_SET TASK_: All lines below must be repeated exactly, with the pictures omitted.

----- GIVEN RECORDS

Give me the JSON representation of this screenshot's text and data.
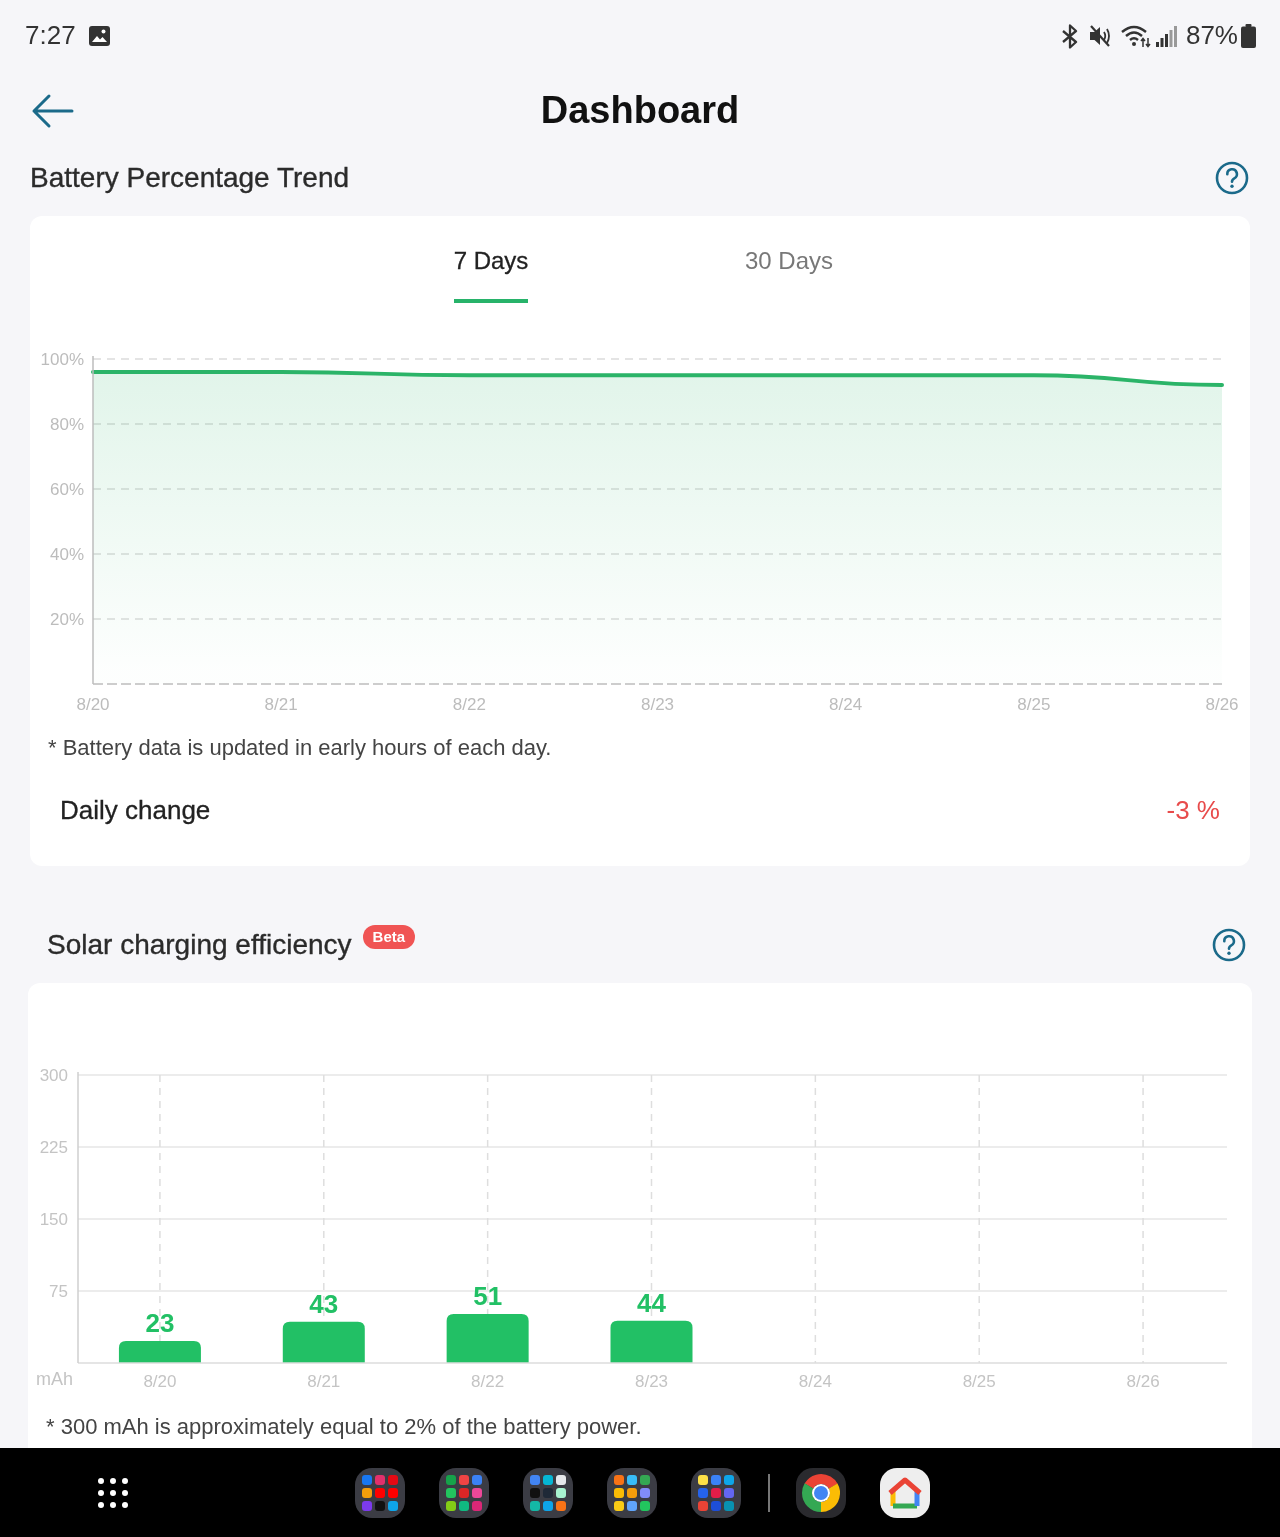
{
  "status_bar": {
    "time": "7:27",
    "battery": "87%"
  },
  "header": {
    "title": "Dashboard"
  },
  "battery_trend": {
    "title": "Battery Percentage Trend",
    "tabs": [
      {
        "label": "7 Days",
        "selected": true
      },
      {
        "label": "30 Days",
        "selected": false
      }
    ],
    "chart_data": {
      "type": "line",
      "categories": [
        "8/20",
        "8/21",
        "8/22",
        "8/23",
        "8/24",
        "8/25",
        "8/26"
      ],
      "series": [
        {
          "color": "#2bb468",
          "values": [
            96,
            96,
            95,
            95,
            95,
            95,
            92
          ]
        }
      ],
      "ylim": [
        0,
        100
      ],
      "yticks": [
        {
          "value": 20,
          "label": "20%"
        },
        {
          "value": 40,
          "label": "40%"
        },
        {
          "value": 60,
          "label": "60%"
        },
        {
          "value": 80,
          "label": "80%"
        },
        {
          "value": 100,
          "label": "100%"
        }
      ],
      "grid": true
    },
    "note": "* Battery data is updated in early hours of each day.",
    "daily_change": {
      "label": "Daily change",
      "value": "-3 %"
    }
  },
  "solar_efficiency": {
    "title": "Solar charging efficiency",
    "badge": "Beta",
    "chart_data": {
      "type": "bar",
      "categories": [
        "8/20",
        "8/21",
        "8/22",
        "8/23",
        "8/24",
        "8/25",
        "8/26"
      ],
      "series": [
        {
          "color": "#22c065",
          "values": [
            23,
            43,
            51,
            44,
            null,
            null,
            null
          ]
        }
      ],
      "ylabel": "mAh",
      "ylim": [
        0,
        300
      ],
      "yticks": [
        75,
        150,
        225,
        300
      ],
      "data_labels": true,
      "grid": true
    },
    "note": "* 300 mAh is approximately equal to 2% of the battery power."
  }
}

----------

_EXPECTED OUTPUT_:
Give me the JSON representation of this screenshot's text and data.
{
  "status_bar": {
    "time": "7:27",
    "battery": "87%"
  },
  "header": {
    "title": "Dashboard"
  },
  "battery_trend": {
    "title": "Battery Percentage Trend",
    "tabs": [
      {
        "label": "7 Days",
        "selected": true
      },
      {
        "label": "30 Days",
        "selected": false
      }
    ],
    "chart_data": {
      "type": "line",
      "categories": [
        "8/20",
        "8/21",
        "8/22",
        "8/23",
        "8/24",
        "8/25",
        "8/26"
      ],
      "series": [
        {
          "color": "#2bb468",
          "values": [
            96,
            96,
            95,
            95,
            95,
            95,
            92
          ]
        }
      ],
      "ylim": [
        0,
        100
      ],
      "yticks": [
        {
          "value": 20,
          "label": "20%"
        },
        {
          "value": 40,
          "label": "40%"
        },
        {
          "value": 60,
          "label": "60%"
        },
        {
          "value": 80,
          "label": "80%"
        },
        {
          "value": 100,
          "label": "100%"
        }
      ],
      "grid": true
    },
    "note": "* Battery data is updated in early hours of each day.",
    "daily_change": {
      "label": "Daily change",
      "value": "-3 %"
    }
  },
  "solar_efficiency": {
    "title": "Solar charging efficiency",
    "badge": "Beta",
    "chart_data": {
      "type": "bar",
      "categories": [
        "8/20",
        "8/21",
        "8/22",
        "8/23",
        "8/24",
        "8/25",
        "8/26"
      ],
      "series": [
        {
          "color": "#22c065",
          "values": [
            23,
            43,
            51,
            44,
            null,
            null,
            null
          ]
        }
      ],
      "ylabel": "mAh",
      "ylim": [
        0,
        300
      ],
      "yticks": [
        75,
        150,
        225,
        300
      ],
      "data_labels": true,
      "grid": true
    },
    "note": "* 300 mAh is approximately equal to 2% of the battery power."
  }
}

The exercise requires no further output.